----- Verilen metin -----
Hakan Fidan'a hükümetten destek Başbakan Yardımcısı Bülent Arınç, MİT
Müsteşarı Hakan Fidan, eski Müsteşar Emre Taner ve eski Müsteşar Yardımcı Afet
Güneş’in ifadeye çağrılmasıyla ilgili olarak, "Şüpheli sıfatıyla KCK içerisinde
bu 3 kişi nasıl yer alır, aklımla izah edemiyorum" dedi.

Arınç, AA Editör Masası’nda gazete ve televizyonların Ankara
temsilcileriyle AA’nın yurt içi ve yurt dışındaki temsilcilerinin sorularını
yanıtladı.

MİT Müsteşarı Hakan Fidan, eski Müsteşar Emre Taner ve eski Müsteşar
Yardımcısı Afet Güneş’in, İstanbul’daki KCK soruşturması kapsamında ifadeye
çağrılmasıyla ilgili olarak, AA Haber Akademisi’nin açılış konuşmasını yaptığı
sırada İstanbul Cumhuriyet Başsavcıvekilliği’nden açıklama yapıldığını söyledi.

Gelişmeleri dün gece geç saatlere kadar takip ettiğini ifade eden Arınç,
şöyle konuştu:

"Şüpheli sıfatıyla mı, tanık sıfatıyla mı çağrıldıklarını ben kesin
olarak bilmiyorum. Eğer tanık sıfatıyla çağrılıyorlarsa bu mümkündür. Giderler,
gitmezler onu bilmem ama tanık sıfatıyla çağırabilirler. Afet Güneş ile Emre
Taner zaten emekli oldu. Hakan Fidan yeni görevde olan müsteşar. Şüpheli
sıfatıyla çağırma halinde, Fidan’ın buna rağmen çağrılamayacağını düşünüyorum.
Soruşturma safhasında şüpheli çağrılır. Onun soruşturmaya dahil olması için
zannediyorum bir izin müessesesi lazım, hem MİT Kanunu hem de 4483 sayılı
(Memurlar ve Diğer Kamu Görevlilerinin Yargılanması Hakkında)Kanun ile bağlantılı
olarak. Ama buna rağmen çağrılmışlarsa savcıdır, çağırır, buna bir şey diyemem.
-----
### Alıştırma yönergeleri
1. Hakan Fidan haberine göre şu soruları yanıtlayın:
(a) Arınç soruları nerede yanıtladı?
(b) Arınç'a göre emekli olan iki kişi kimdir?
(c) Açıklama hangi kurumdan yapıldı?
2. Hakan Fidan haberindeki şu cümleyi İngilizceye çevirin: "Arınç, AA Editör Masası’nda gazete ve televizyonların Ankara temsilcileriyle AA’nın yurt içi ve yurt dışındaki temsilcilerinin sorularını yanıtladı."
3. Hakan Fidan haberinde "Şüpheli sıfatıyla mı, tanık sıfatıyla mı" diye başlayan paragrafı, ana bilgileri koruyarak madde listesine dönüştürün.
Materyalin bu metinle hiçbir ilgisi yoktur.
----- Kaynak veriler -----
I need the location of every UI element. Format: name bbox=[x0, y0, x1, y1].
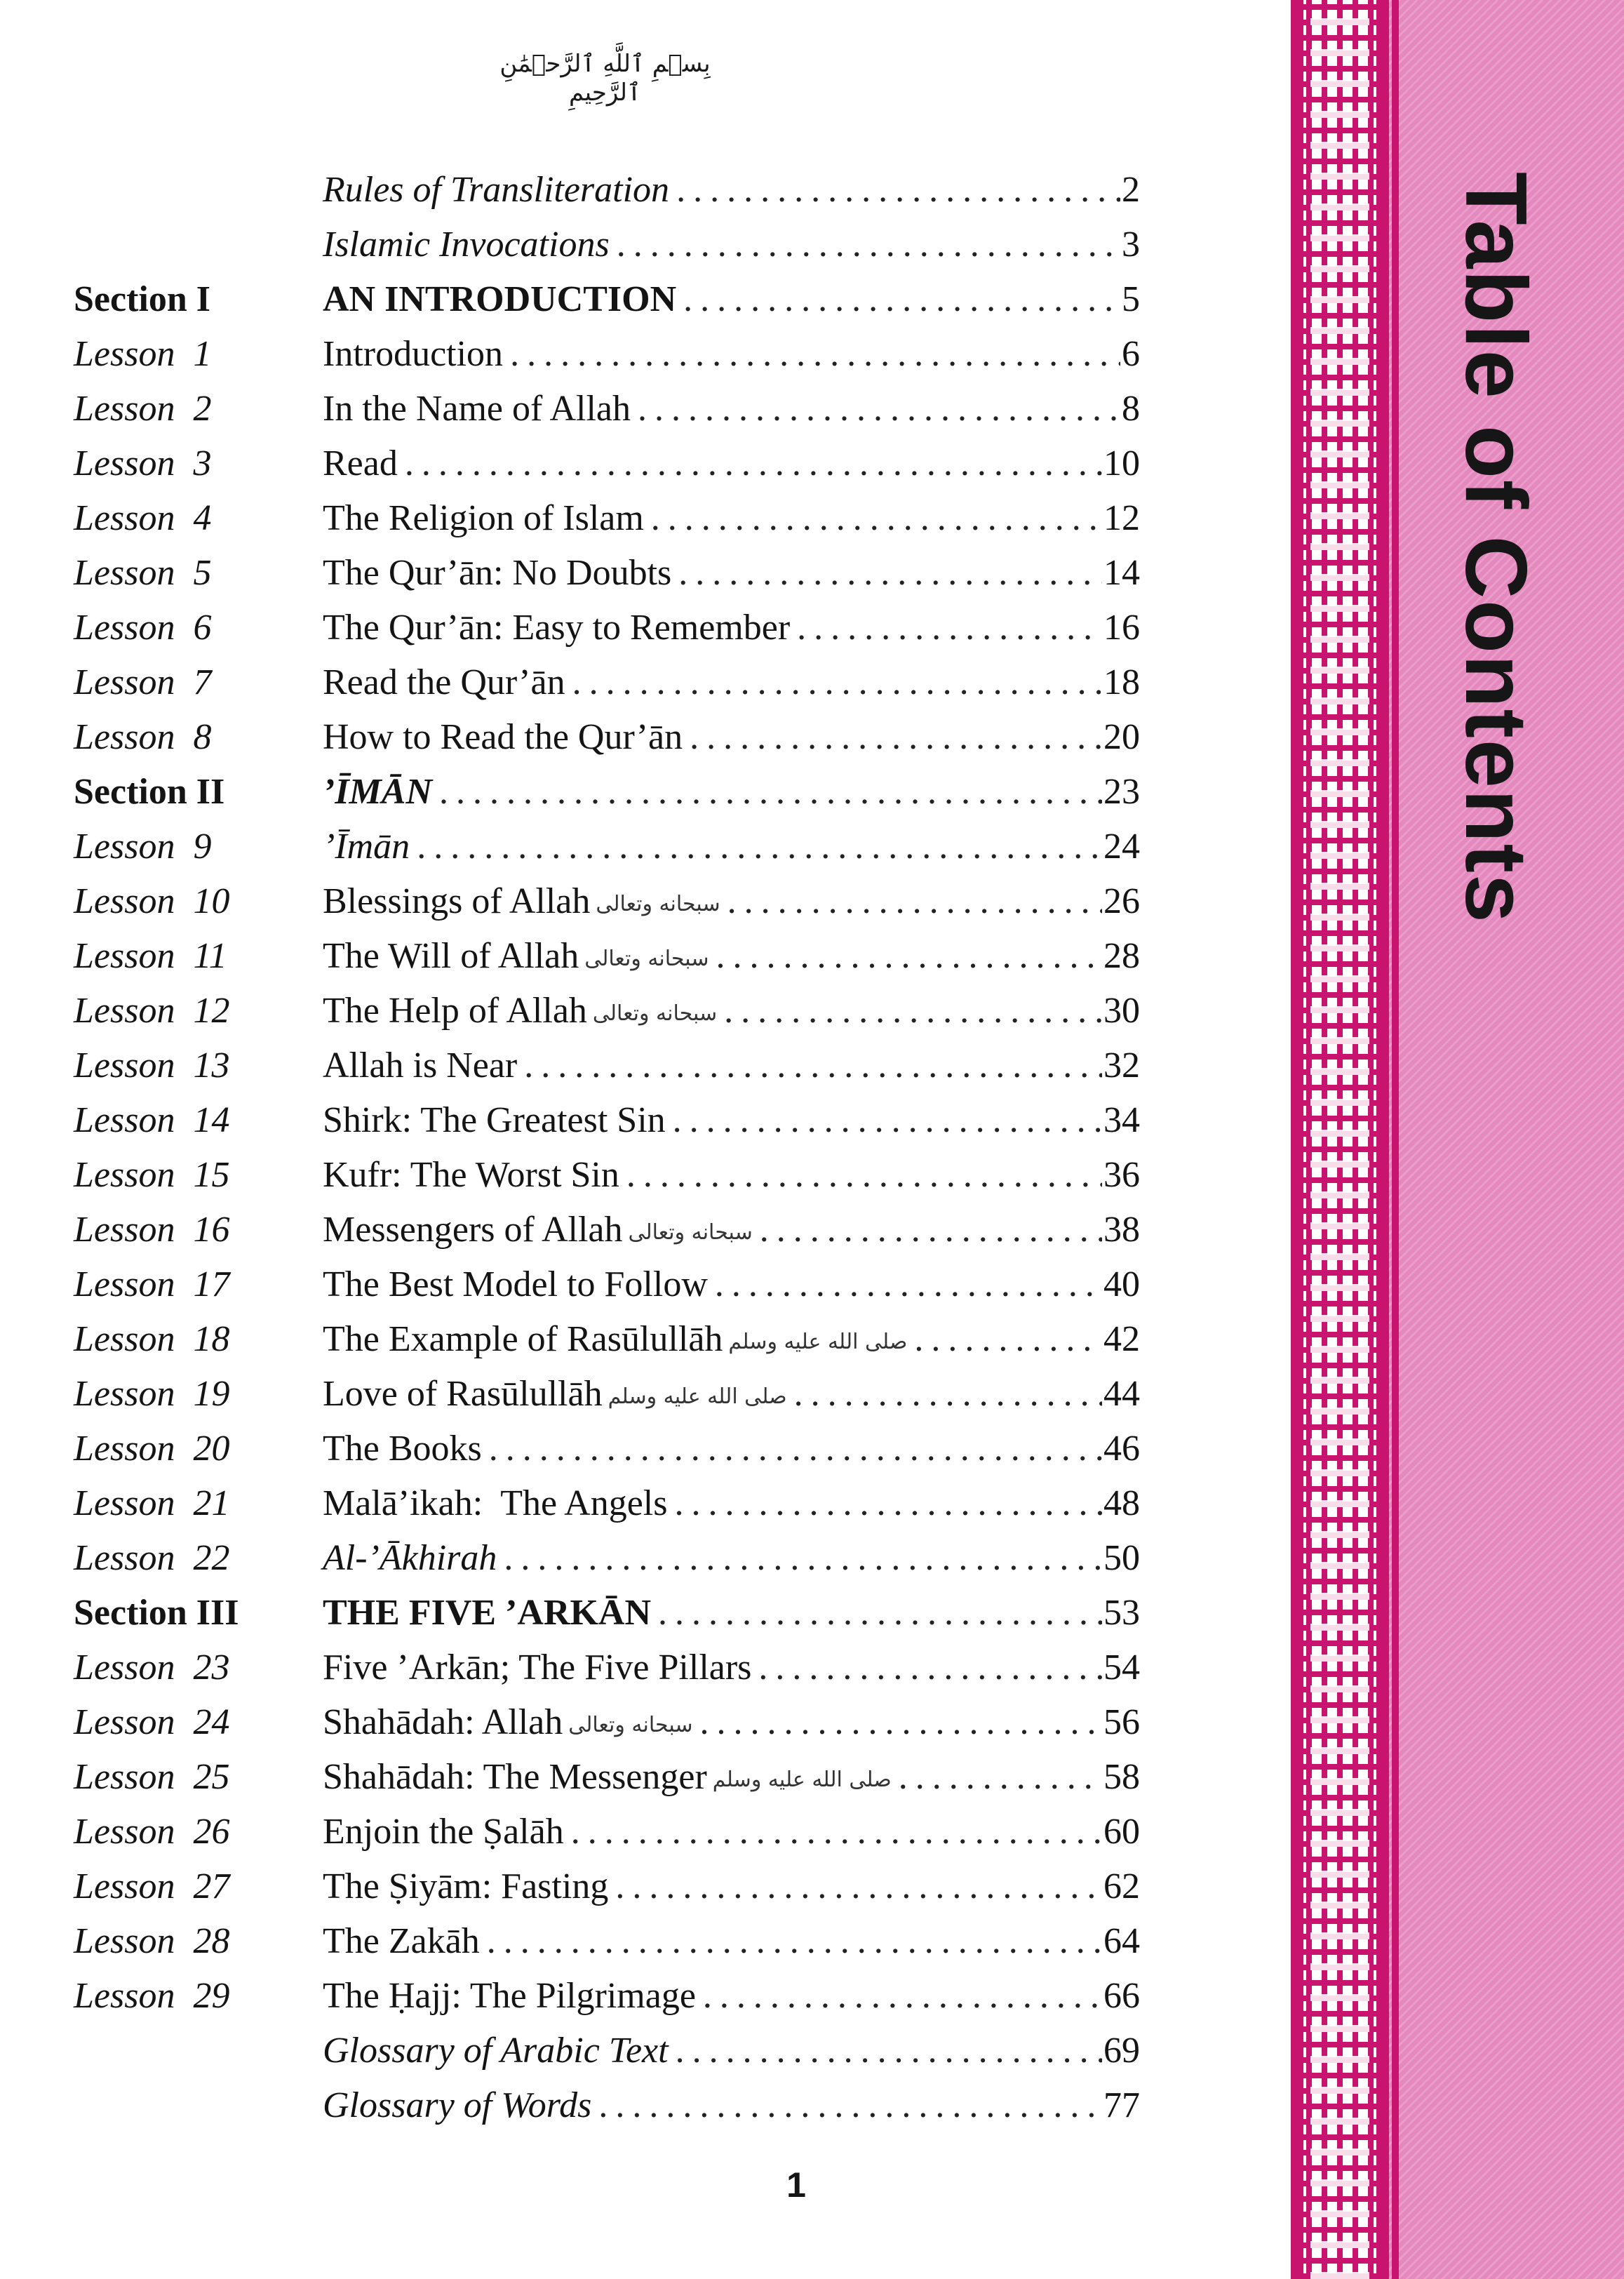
-----
### Çözümler
1.
(a) AA Editör Masası'nda.
(b) Afet Güneş ile Emre Taner.
(c) İstanbul Cumhuriyet Başsavcıvekilliği'nden.

2. At the AA Editorial Desk, Arınç answered questions from the Ankara representatives of newspapers and television channels and from AA's domestic and foreign representatives.

3.
- Arınç, üç ismin şüpheli mi yoksa tanık sıfatıyla mı çağrıldığını kesin olarak bilmiyor.
- Arınç'a göre tanık sıfatıyla çağrılmaları mümkün. İfadeye gidip gitmeyeceklerini ise bilmiyor.
- Afet Güneş ile Emre Taner emekli oldu. Hakan Fidan ise yeni görevdeki müsteşar.
- Arınç, Fidan'ın şüpheli sıfatıyla çağrılamayacağını düşünüyor. Soruşturmaya dahil olması için MİT Kanunu ve 4483 sayılı Kanun bağlamında izin gerektiğini sanıyor.
- Buna rağmen çağrılmışlarsa bunun savcının yetkisinde olduğunu ve buna bir şey diyemeyeceğini söylüyor.